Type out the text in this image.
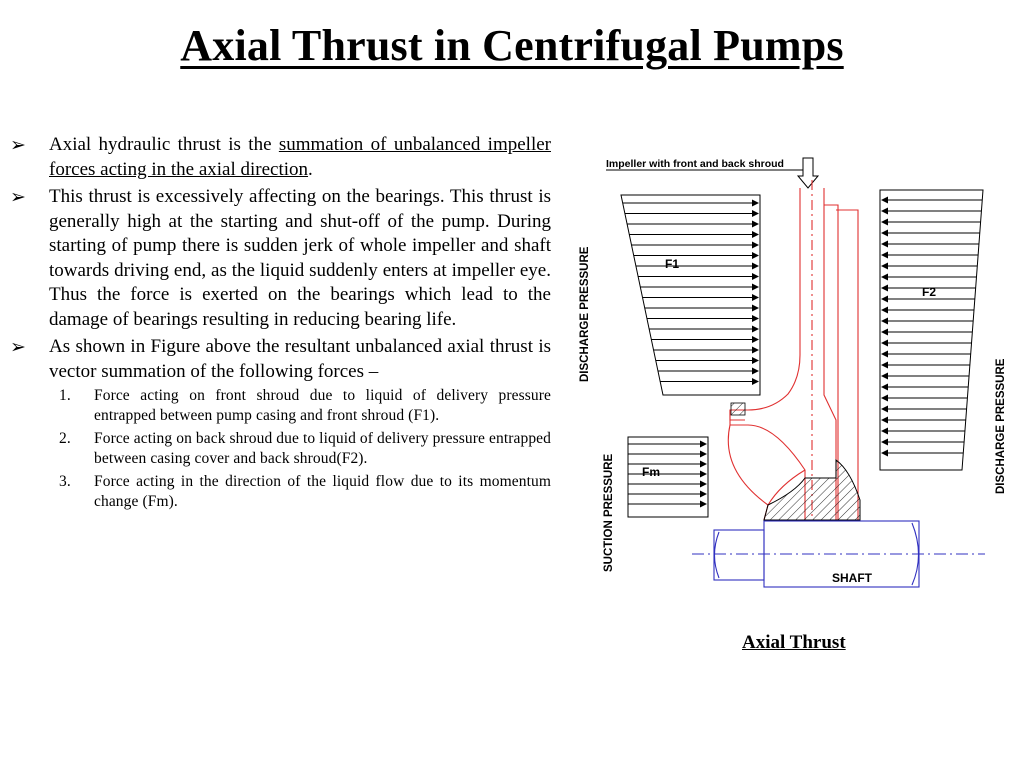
Axial Thrust in Centrifugal Pumps
➢ Axial hydraulic thrust is the summation of unbalanced impeller forces acting in the axial direction.
➢ This thrust is excessively affecting on the bearings. This thrust is generally high at the starting and shut-off of the pump. During starting of pump there is sudden jerk of whole impeller and shaft towards driving end, as the liquid suddenly enters at impeller eye. Thus the force is exerted on the bearings which lead to the damage of bearings resulting in reducing bearing life.
➢ As shown in Figure above the resultant unbalanced axial thrust is vector summation of the following forces –
1. Force acting on front shroud due to liquid of delivery pressure entrapped between pump casing and front shroud (F1).
2. Force acting on back shroud due to liquid of delivery pressure entrapped between casing cover and back shroud(F2).
3. Force acting in the direction of the liquid flow due to its momentum change (Fm).
Impeller with front and back shroud
F1
F2
Fm
DISCHARGE PRESSURE
DISCHARGE PRESSURE
SUCTION PRESSURE
SHAFT
Axial Thrust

━━━━

### Goal
Each line containing "delivery" counts once; state the total number of such lines and nothing else.

### Solution below
2